AIM OF THE TASK:
Will you give the material below again, every line exactly as it is?

>>>>

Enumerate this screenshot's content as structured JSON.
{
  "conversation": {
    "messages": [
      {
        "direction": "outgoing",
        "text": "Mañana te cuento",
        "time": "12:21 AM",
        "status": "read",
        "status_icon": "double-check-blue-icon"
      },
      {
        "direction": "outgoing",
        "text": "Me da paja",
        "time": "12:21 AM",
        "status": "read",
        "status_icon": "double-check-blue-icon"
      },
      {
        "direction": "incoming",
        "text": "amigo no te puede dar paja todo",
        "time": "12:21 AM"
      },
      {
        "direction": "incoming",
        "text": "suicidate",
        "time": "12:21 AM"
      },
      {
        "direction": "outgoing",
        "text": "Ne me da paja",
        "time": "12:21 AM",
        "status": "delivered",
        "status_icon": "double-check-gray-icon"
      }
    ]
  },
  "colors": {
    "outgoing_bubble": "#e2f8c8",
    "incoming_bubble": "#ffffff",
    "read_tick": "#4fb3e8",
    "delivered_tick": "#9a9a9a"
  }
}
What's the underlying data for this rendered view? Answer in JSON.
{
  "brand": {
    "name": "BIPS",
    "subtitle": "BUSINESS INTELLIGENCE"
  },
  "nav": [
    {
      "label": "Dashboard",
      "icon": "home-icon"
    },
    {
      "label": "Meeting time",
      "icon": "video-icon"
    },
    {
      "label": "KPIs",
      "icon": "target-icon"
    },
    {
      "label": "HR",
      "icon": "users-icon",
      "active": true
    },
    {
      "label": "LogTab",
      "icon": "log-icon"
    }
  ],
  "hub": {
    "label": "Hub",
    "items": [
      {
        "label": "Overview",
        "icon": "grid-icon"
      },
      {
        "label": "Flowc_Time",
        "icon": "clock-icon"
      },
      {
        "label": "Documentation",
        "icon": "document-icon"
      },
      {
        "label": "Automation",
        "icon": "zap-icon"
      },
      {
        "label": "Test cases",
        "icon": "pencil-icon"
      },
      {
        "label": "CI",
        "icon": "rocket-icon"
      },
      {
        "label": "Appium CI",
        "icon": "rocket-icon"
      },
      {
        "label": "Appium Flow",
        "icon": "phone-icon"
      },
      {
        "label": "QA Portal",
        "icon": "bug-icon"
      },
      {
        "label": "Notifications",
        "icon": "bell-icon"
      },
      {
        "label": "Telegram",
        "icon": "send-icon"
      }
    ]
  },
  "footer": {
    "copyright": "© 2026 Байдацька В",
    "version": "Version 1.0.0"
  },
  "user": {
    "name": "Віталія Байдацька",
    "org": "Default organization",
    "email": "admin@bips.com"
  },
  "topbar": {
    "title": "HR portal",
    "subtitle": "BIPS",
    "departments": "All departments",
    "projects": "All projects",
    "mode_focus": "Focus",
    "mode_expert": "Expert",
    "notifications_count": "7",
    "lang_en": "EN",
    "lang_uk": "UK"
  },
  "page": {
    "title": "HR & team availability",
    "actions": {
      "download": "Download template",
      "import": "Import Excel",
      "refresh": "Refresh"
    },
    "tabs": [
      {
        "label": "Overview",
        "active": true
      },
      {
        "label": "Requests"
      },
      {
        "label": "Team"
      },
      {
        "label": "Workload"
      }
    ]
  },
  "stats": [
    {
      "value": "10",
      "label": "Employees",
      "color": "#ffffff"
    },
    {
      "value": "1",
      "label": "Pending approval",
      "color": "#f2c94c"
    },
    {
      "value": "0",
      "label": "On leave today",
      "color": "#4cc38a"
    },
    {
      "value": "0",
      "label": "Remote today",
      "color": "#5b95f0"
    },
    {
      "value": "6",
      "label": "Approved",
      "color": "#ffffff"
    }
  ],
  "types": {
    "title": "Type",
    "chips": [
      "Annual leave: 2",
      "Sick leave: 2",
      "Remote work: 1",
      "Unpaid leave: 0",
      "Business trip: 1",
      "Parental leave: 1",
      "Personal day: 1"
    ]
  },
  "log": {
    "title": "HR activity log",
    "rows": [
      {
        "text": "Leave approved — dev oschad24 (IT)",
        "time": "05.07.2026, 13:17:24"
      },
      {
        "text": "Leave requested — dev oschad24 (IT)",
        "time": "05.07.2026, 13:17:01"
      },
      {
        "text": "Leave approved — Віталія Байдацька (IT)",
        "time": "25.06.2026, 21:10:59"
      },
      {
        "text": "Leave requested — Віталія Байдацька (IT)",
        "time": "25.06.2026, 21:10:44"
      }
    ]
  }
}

<<<<

EXERCISE RESULT:
Enumerate this screenshot's content as structured JSON.
{
  "conversation": {
    "messages": [
      {
        "direction": "outgoing",
        "text": "Mañana te cuento",
        "time": "12:21 AM",
        "status": "read",
        "status_icon": "double-check-blue-icon"
      },
      {
        "direction": "outgoing",
        "text": "Me da paja",
        "time": "12:21 AM",
        "status": "read",
        "status_icon": "double-check-blue-icon"
      },
      {
        "direction": "incoming",
        "text": "amigo no te puede dar paja todo",
        "time": "12:21 AM"
      },
      {
        "direction": "incoming",
        "text": "suicidate",
        "time": "12:21 AM"
      },
      {
        "direction": "outgoing",
        "text": "Ne me da paja",
        "time": "12:21 AM",
        "status": "delivered",
        "status_icon": "double-check-gray-icon"
      }
    ]
  },
  "colors": {
    "outgoing_bubble": "#e2f8c8",
    "incoming_bubble": "#ffffff",
    "read_tick": "#4fb3e8",
    "delivered_tick": "#9a9a9a"
  }
}
What's the underlying data for this rendered view? Answer in JSON.
{
  "brand": {
    "name": "BIPS",
    "subtitle": "BUSINESS INTELLIGENCE"
  },
  "nav": [
    {
      "label": "Dashboard",
      "icon": "home-icon"
    },
    {
      "label": "Meeting time",
      "icon": "video-icon"
    },
    {
      "label": "KPIs",
      "icon": "target-icon"
    },
    {
      "label": "HR",
      "icon": "users-icon",
      "active": true
    },
    {
      "label": "LogTab",
      "icon": "log-icon"
    }
  ],
  "hub": {
    "label": "Hub",
    "items": [
      {
        "label": "Overview",
        "icon": "grid-icon"
      },
      {
        "label": "Flowc_Time",
        "icon": "clock-icon"
      },
      {
        "label": "Documentation",
        "icon": "document-icon"
      },
      {
        "label": "Automation",
        "icon": "zap-icon"
      },
      {
        "label": "Test cases",
        "icon": "pencil-icon"
      },
      {
        "label": "CI",
        "icon": "rocket-icon"
      },
      {
        "label": "Appium CI",
        "icon": "rocket-icon"
      },
      {
        "label": "Appium Flow",
        "icon": "phone-icon"
      },
      {
        "label": "QA Portal",
        "icon": "bug-icon"
      },
      {
        "label": "Notifications",
        "icon": "bell-icon"
      },
      {
        "label": "Telegram",
        "icon": "send-icon"
      }
    ]
  },
  "footer": {
    "copyright": "© 2026 Байдацька В",
    "version": "Version 1.0.0"
  },
  "user": {
    "name": "Віталія Байдацька",
    "org": "Default organization",
    "email": "admin@bips.com"
  },
  "topbar": {
    "title": "HR portal",
    "subtitle": "BIPS",
    "departments": "All departments",
    "projects": "All projects",
    "mode_focus": "Focus",
    "mode_expert": "Expert",
    "notifications_count": "7",
    "lang_en": "EN",
    "lang_uk": "UK"
  },
  "page": {
    "title": "HR & team availability",
    "actions": {
      "download": "Download template",
      "import": "Import Excel",
      "refresh": "Refresh"
    },
    "tabs": [
      {
        "label": "Overview",
        "active": true
      },
      {
        "label": "Requests"
      },
      {
        "label": "Team"
      },
      {
        "label": "Workload"
      }
    ]
  },
  "stats": [
    {
      "value": "10",
      "label": "Employees",
      "color": "#ffffff"
    },
    {
      "value": "1",
      "label": "Pending approval",
      "color": "#f2c94c"
    },
    {
      "value": "0",
      "label": "On leave today",
      "color": "#4cc38a"
    },
    {
      "value": "0",
      "label": "Remote today",
      "color": "#5b95f0"
    },
    {
      "value": "6",
      "label": "Approved",
      "color": "#ffffff"
    }
  ],
  "types": {
    "title": "Type",
    "chips": [
      "Annual leave: 2",
      "Sick leave: 2",
      "Remote work: 1",
      "Unpaid leave: 0",
      "Business trip: 1",
      "Parental leave: 1",
      "Personal day: 1"
    ]
  },
  "log": {
    "title": "HR activity log",
    "rows": [
      {
        "text": "Leave approved — dev oschad24 (IT)",
        "time": "05.07.2026, 13:17:24"
      },
      {
        "text": "Leave requested — dev oschad24 (IT)",
        "time": "05.07.2026, 13:17:01"
      },
      {
        "text": "Leave approved — Віталія Байдацька (IT)",
        "time": "25.06.2026, 21:10:59"
      },
      {
        "text": "Leave requested — Віталія Байдацька (IT)",
        "time": "25.06.2026, 21:10:44"
      }
    ]
  }
}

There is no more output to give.